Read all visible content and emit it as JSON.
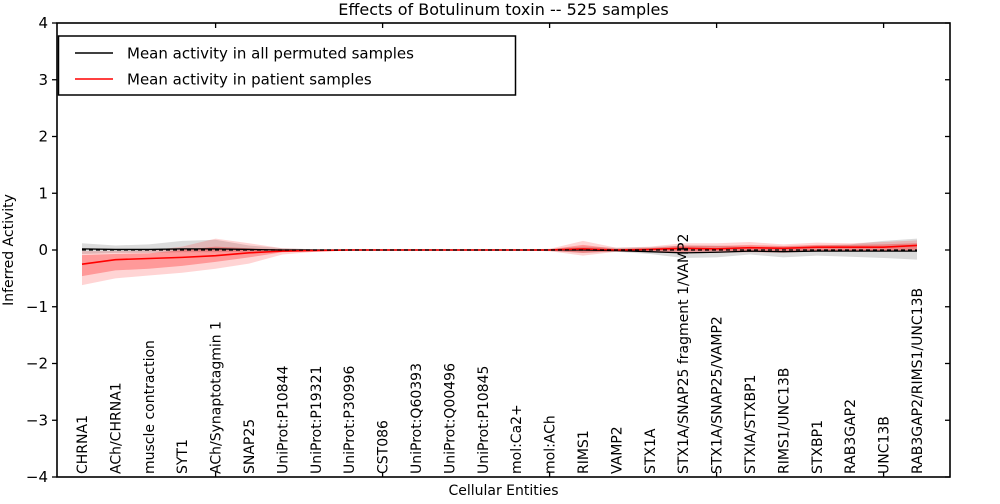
{
  "figure": {
    "title": "Effects of Botulinum toxin -- 525 samples"
  },
  "chart_data": {
    "type": "line",
    "title": "Effects of Botulinum toxin -- 525 samples",
    "xlabel": "Cellular Entities",
    "ylabel": "Inferred Activity",
    "ylim": [
      -4,
      4
    ],
    "grid": false,
    "background": "#ffffff",
    "legend_position": "upper left",
    "yticks": [
      4,
      3,
      2,
      1,
      0,
      -1,
      -2,
      -3,
      -4
    ],
    "ytick_labels": [
      "4",
      "3",
      "2",
      "1",
      "0",
      "−1",
      "−2",
      "−3",
      "−4"
    ],
    "xtick_indices": [
      4,
      9,
      14,
      19,
      24
    ],
    "categories": [
      "CHRNA1",
      "ACh/CHRNA1",
      "muscle contraction",
      "SYT1",
      "ACh/Synaptotagmin 1",
      "SNAP25",
      "UniProt:P10844",
      "UniProt:P19321",
      "UniProt:P30996",
      "CST086",
      "UniProt:Q60393",
      "UniProt:Q00496",
      "UniProt:P10845",
      "mol:Ca2+",
      "mol:ACh",
      "RIMS1",
      "VAMP2",
      "STX1A",
      "STX1A/SNAP25 fragment 1/VAMP2",
      "STX1A/SNAP25/VAMP2",
      "STXIA/STXBP1",
      "RIMS1/UNC13B",
      "STXBP1",
      "RAB3GAP2",
      "UNC13B",
      "RAB3GAP2/RIMS1/UNC13B"
    ],
    "series": [
      {
        "name": "Mean activity in all permuted samples",
        "color": "#000000",
        "style": "solid",
        "values": [
          0.02,
          0.01,
          0.01,
          0.02,
          0.02,
          0.01,
          0.0,
          0.0,
          0.0,
          0.0,
          0.0,
          0.0,
          0.0,
          0.0,
          0.0,
          0.0,
          -0.01,
          -0.03,
          -0.05,
          -0.04,
          -0.02,
          -0.03,
          -0.02,
          -0.02,
          -0.02,
          -0.02
        ]
      },
      {
        "name": "Mean activity in patient samples",
        "color": "#ff0000",
        "style": "solid",
        "values": [
          -0.25,
          -0.17,
          -0.15,
          -0.13,
          -0.1,
          -0.05,
          -0.02,
          -0.01,
          0.0,
          0.0,
          0.0,
          0.0,
          0.0,
          0.0,
          0.0,
          0.02,
          0.0,
          0.01,
          0.03,
          0.02,
          0.04,
          0.03,
          0.05,
          0.05,
          0.05,
          0.08
        ]
      }
    ],
    "zero_line": {
      "value": 0,
      "color": "#000000",
      "style": "dashed"
    },
    "bands": [
      {
        "name": "permuted-samples-confidence-band",
        "color": "#000000",
        "opacity": 0.14,
        "lo": [
          -0.07,
          -0.05,
          -0.05,
          -0.04,
          -0.04,
          -0.03,
          -0.02,
          -0.01,
          -0.01,
          -0.01,
          -0.01,
          -0.01,
          -0.01,
          -0.01,
          -0.02,
          -0.05,
          -0.03,
          -0.07,
          -0.14,
          -0.13,
          -0.08,
          -0.13,
          -0.1,
          -0.12,
          -0.14,
          -0.17
        ],
        "hi": [
          0.12,
          0.08,
          0.1,
          0.16,
          0.18,
          0.08,
          0.03,
          0.01,
          0.01,
          0.01,
          0.01,
          0.01,
          0.01,
          0.01,
          0.02,
          0.06,
          0.04,
          0.05,
          0.08,
          0.08,
          0.06,
          0.06,
          0.08,
          0.1,
          0.16,
          0.2
        ]
      },
      {
        "name": "patient-samples-confidence-band-outer",
        "color": "#ff0000",
        "opacity": 0.17,
        "lo": [
          -0.62,
          -0.5,
          -0.45,
          -0.4,
          -0.33,
          -0.24,
          -0.08,
          -0.03,
          -0.01,
          -0.01,
          -0.01,
          -0.01,
          -0.01,
          -0.01,
          -0.02,
          -0.1,
          -0.03,
          -0.04,
          -0.06,
          -0.05,
          -0.04,
          -0.05,
          -0.02,
          -0.02,
          -0.02,
          -0.02
        ],
        "hi": [
          -0.02,
          -0.02,
          -0.01,
          0.06,
          0.2,
          0.12,
          0.03,
          0.01,
          0.01,
          0.01,
          0.01,
          0.01,
          0.01,
          0.01,
          0.02,
          0.16,
          0.04,
          0.06,
          0.12,
          0.12,
          0.14,
          0.1,
          0.13,
          0.12,
          0.14,
          0.17
        ],
        "name_note": ""
      },
      {
        "name": "patient-samples-confidence-band-inner",
        "color": "#ff0000",
        "opacity": 0.28,
        "lo": [
          -0.46,
          -0.36,
          -0.33,
          -0.28,
          -0.21,
          -0.13,
          -0.04,
          -0.02,
          -0.01,
          -0.01,
          -0.01,
          -0.01,
          -0.01,
          -0.01,
          -0.01,
          -0.05,
          -0.02,
          -0.02,
          -0.03,
          -0.02,
          -0.02,
          -0.02,
          -0.01,
          -0.01,
          -0.01,
          0.0
        ],
        "hi": [
          -0.09,
          -0.07,
          -0.06,
          0.0,
          0.06,
          0.03,
          0.01,
          0.01,
          0.01,
          0.01,
          0.01,
          0.01,
          0.01,
          0.01,
          0.01,
          0.09,
          0.02,
          0.03,
          0.08,
          0.07,
          0.09,
          0.07,
          0.09,
          0.09,
          0.1,
          0.12
        ]
      }
    ],
    "legend": [
      {
        "label": "Mean activity in all permuted samples",
        "color": "#000000"
      },
      {
        "label": "Mean activity in patient samples",
        "color": "#ff0000"
      }
    ]
  }
}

## Task brief:
A verbatim copy of the data, pictures removed, is the expected result.

## Your response:
Read all visible content and emit it as JSON.
{
  "figure": {
    "title": "Effects of Botulinum toxin -- 525 samples"
  },
  "chart_data": {
    "type": "line",
    "title": "Effects of Botulinum toxin -- 525 samples",
    "xlabel": "Cellular Entities",
    "ylabel": "Inferred Activity",
    "ylim": [
      -4,
      4
    ],
    "grid": false,
    "background": "#ffffff",
    "legend_position": "upper left",
    "yticks": [
      4,
      3,
      2,
      1,
      0,
      -1,
      -2,
      -3,
      -4
    ],
    "ytick_labels": [
      "4",
      "3",
      "2",
      "1",
      "0",
      "−1",
      "−2",
      "−3",
      "−4"
    ],
    "xtick_indices": [
      4,
      9,
      14,
      19,
      24
    ],
    "categories": [
      "CHRNA1",
      "ACh/CHRNA1",
      "muscle contraction",
      "SYT1",
      "ACh/Synaptotagmin 1",
      "SNAP25",
      "UniProt:P10844",
      "UniProt:P19321",
      "UniProt:P30996",
      "CST086",
      "UniProt:Q60393",
      "UniProt:Q00496",
      "UniProt:P10845",
      "mol:Ca2+",
      "mol:ACh",
      "RIMS1",
      "VAMP2",
      "STX1A",
      "STX1A/SNAP25 fragment 1/VAMP2",
      "STX1A/SNAP25/VAMP2",
      "STXIA/STXBP1",
      "RIMS1/UNC13B",
      "STXBP1",
      "RAB3GAP2",
      "UNC13B",
      "RAB3GAP2/RIMS1/UNC13B"
    ],
    "series": [
      {
        "name": "Mean activity in all permuted samples",
        "color": "#000000",
        "style": "solid",
        "values": [
          0.02,
          0.01,
          0.01,
          0.02,
          0.02,
          0.01,
          0.0,
          0.0,
          0.0,
          0.0,
          0.0,
          0.0,
          0.0,
          0.0,
          0.0,
          0.0,
          -0.01,
          -0.03,
          -0.05,
          -0.04,
          -0.02,
          -0.03,
          -0.02,
          -0.02,
          -0.02,
          -0.02
        ]
      },
      {
        "name": "Mean activity in patient samples",
        "color": "#ff0000",
        "style": "solid",
        "values": [
          -0.25,
          -0.17,
          -0.15,
          -0.13,
          -0.1,
          -0.05,
          -0.02,
          -0.01,
          0.0,
          0.0,
          0.0,
          0.0,
          0.0,
          0.0,
          0.0,
          0.02,
          0.0,
          0.01,
          0.03,
          0.02,
          0.04,
          0.03,
          0.05,
          0.05,
          0.05,
          0.08
        ]
      }
    ],
    "zero_line": {
      "value": 0,
      "color": "#000000",
      "style": "dashed"
    },
    "bands": [
      {
        "name": "permuted-samples-confidence-band",
        "color": "#000000",
        "opacity": 0.14,
        "lo": [
          -0.07,
          -0.05,
          -0.05,
          -0.04,
          -0.04,
          -0.03,
          -0.02,
          -0.01,
          -0.01,
          -0.01,
          -0.01,
          -0.01,
          -0.01,
          -0.01,
          -0.02,
          -0.05,
          -0.03,
          -0.07,
          -0.14,
          -0.13,
          -0.08,
          -0.13,
          -0.1,
          -0.12,
          -0.14,
          -0.17
        ],
        "hi": [
          0.12,
          0.08,
          0.1,
          0.16,
          0.18,
          0.08,
          0.03,
          0.01,
          0.01,
          0.01,
          0.01,
          0.01,
          0.01,
          0.01,
          0.02,
          0.06,
          0.04,
          0.05,
          0.08,
          0.08,
          0.06,
          0.06,
          0.08,
          0.1,
          0.16,
          0.2
        ]
      },
      {
        "name": "patient-samples-confidence-band-outer",
        "color": "#ff0000",
        "opacity": 0.17,
        "lo": [
          -0.62,
          -0.5,
          -0.45,
          -0.4,
          -0.33,
          -0.24,
          -0.08,
          -0.03,
          -0.01,
          -0.01,
          -0.01,
          -0.01,
          -0.01,
          -0.01,
          -0.02,
          -0.1,
          -0.03,
          -0.04,
          -0.06,
          -0.05,
          -0.04,
          -0.05,
          -0.02,
          -0.02,
          -0.02,
          -0.02
        ],
        "hi": [
          -0.02,
          -0.02,
          -0.01,
          0.06,
          0.2,
          0.12,
          0.03,
          0.01,
          0.01,
          0.01,
          0.01,
          0.01,
          0.01,
          0.01,
          0.02,
          0.16,
          0.04,
          0.06,
          0.12,
          0.12,
          0.14,
          0.1,
          0.13,
          0.12,
          0.14,
          0.17
        ],
        "name_note": ""
      },
      {
        "name": "patient-samples-confidence-band-inner",
        "color": "#ff0000",
        "opacity": 0.28,
        "lo": [
          -0.46,
          -0.36,
          -0.33,
          -0.28,
          -0.21,
          -0.13,
          -0.04,
          -0.02,
          -0.01,
          -0.01,
          -0.01,
          -0.01,
          -0.01,
          -0.01,
          -0.01,
          -0.05,
          -0.02,
          -0.02,
          -0.03,
          -0.02,
          -0.02,
          -0.02,
          -0.01,
          -0.01,
          -0.01,
          0.0
        ],
        "hi": [
          -0.09,
          -0.07,
          -0.06,
          0.0,
          0.06,
          0.03,
          0.01,
          0.01,
          0.01,
          0.01,
          0.01,
          0.01,
          0.01,
          0.01,
          0.01,
          0.09,
          0.02,
          0.03,
          0.08,
          0.07,
          0.09,
          0.07,
          0.09,
          0.09,
          0.1,
          0.12
        ]
      }
    ],
    "legend": [
      {
        "label": "Mean activity in all permuted samples",
        "color": "#000000"
      },
      {
        "label": "Mean activity in patient samples",
        "color": "#ff0000"
      }
    ]
  }
}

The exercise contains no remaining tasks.